=== DATA SUPPLIED ===

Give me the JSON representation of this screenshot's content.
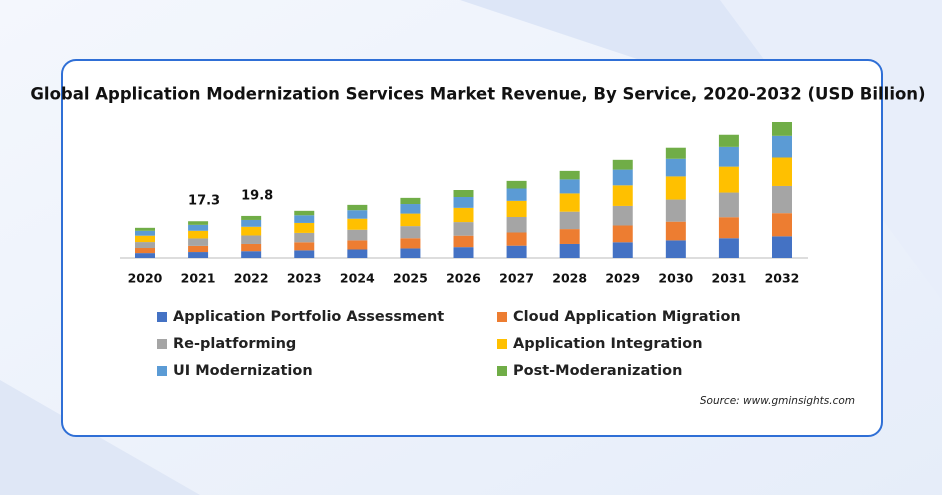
{
  "chart_data": {
    "type": "stacked-bar",
    "title": "Global Application Modernization Services Market Revenue, By Service, 2020-2032 (USD Billion)",
    "categories": [
      "2020",
      "2021",
      "2022",
      "2023",
      "2024",
      "2025",
      "2026",
      "2027",
      "2028",
      "2029",
      "2030",
      "2031",
      "2032"
    ],
    "series": [
      {
        "name": "Application Portfolio Assessment",
        "color": "#4472c4",
        "values": [
          2.3,
          2.8,
          3.2,
          3.6,
          4.0,
          4.5,
          5.1,
          5.8,
          6.6,
          7.4,
          8.3,
          9.3,
          10.2
        ]
      },
      {
        "name": "Cloud Application Migration",
        "color": "#ed7d31",
        "values": [
          2.4,
          2.9,
          3.4,
          3.8,
          4.3,
          4.8,
          5.4,
          6.2,
          7.0,
          7.9,
          8.8,
          9.9,
          10.9
        ]
      },
      {
        "name": "Re-platforming",
        "color": "#a5a5a5",
        "values": [
          2.8,
          3.5,
          4.0,
          4.4,
          5.0,
          5.7,
          6.4,
          7.3,
          8.2,
          9.2,
          10.4,
          11.6,
          12.8
        ]
      },
      {
        "name": "Application Integration",
        "color": "#ffc000",
        "values": [
          3.0,
          3.6,
          4.1,
          4.7,
          5.2,
          5.9,
          6.7,
          7.6,
          8.6,
          9.7,
          10.9,
          12.2,
          13.4
        ]
      },
      {
        "name": "UI Modernization",
        "color": "#5b9bd5",
        "values": [
          2.3,
          2.8,
          3.2,
          3.6,
          4.0,
          4.5,
          5.1,
          5.8,
          6.6,
          7.4,
          8.3,
          9.3,
          10.2
        ]
      },
      {
        "name": "Post-Moderanization",
        "color": "#70ad47",
        "values": [
          1.4,
          1.7,
          1.9,
          2.1,
          2.5,
          2.9,
          3.3,
          3.6,
          4.0,
          4.6,
          5.2,
          5.7,
          6.5
        ]
      }
    ],
    "annotations": [
      {
        "x": "2021",
        "value": 17.3
      },
      {
        "x": "2022",
        "value": 19.8
      }
    ],
    "source": "Source: www.gminsights.com"
  }
}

===

• _WHAT YOU HAVE TO DO_
How many lines in the listing above contain "Application"? Answer with the number alone.

• _TASK RESULT_
4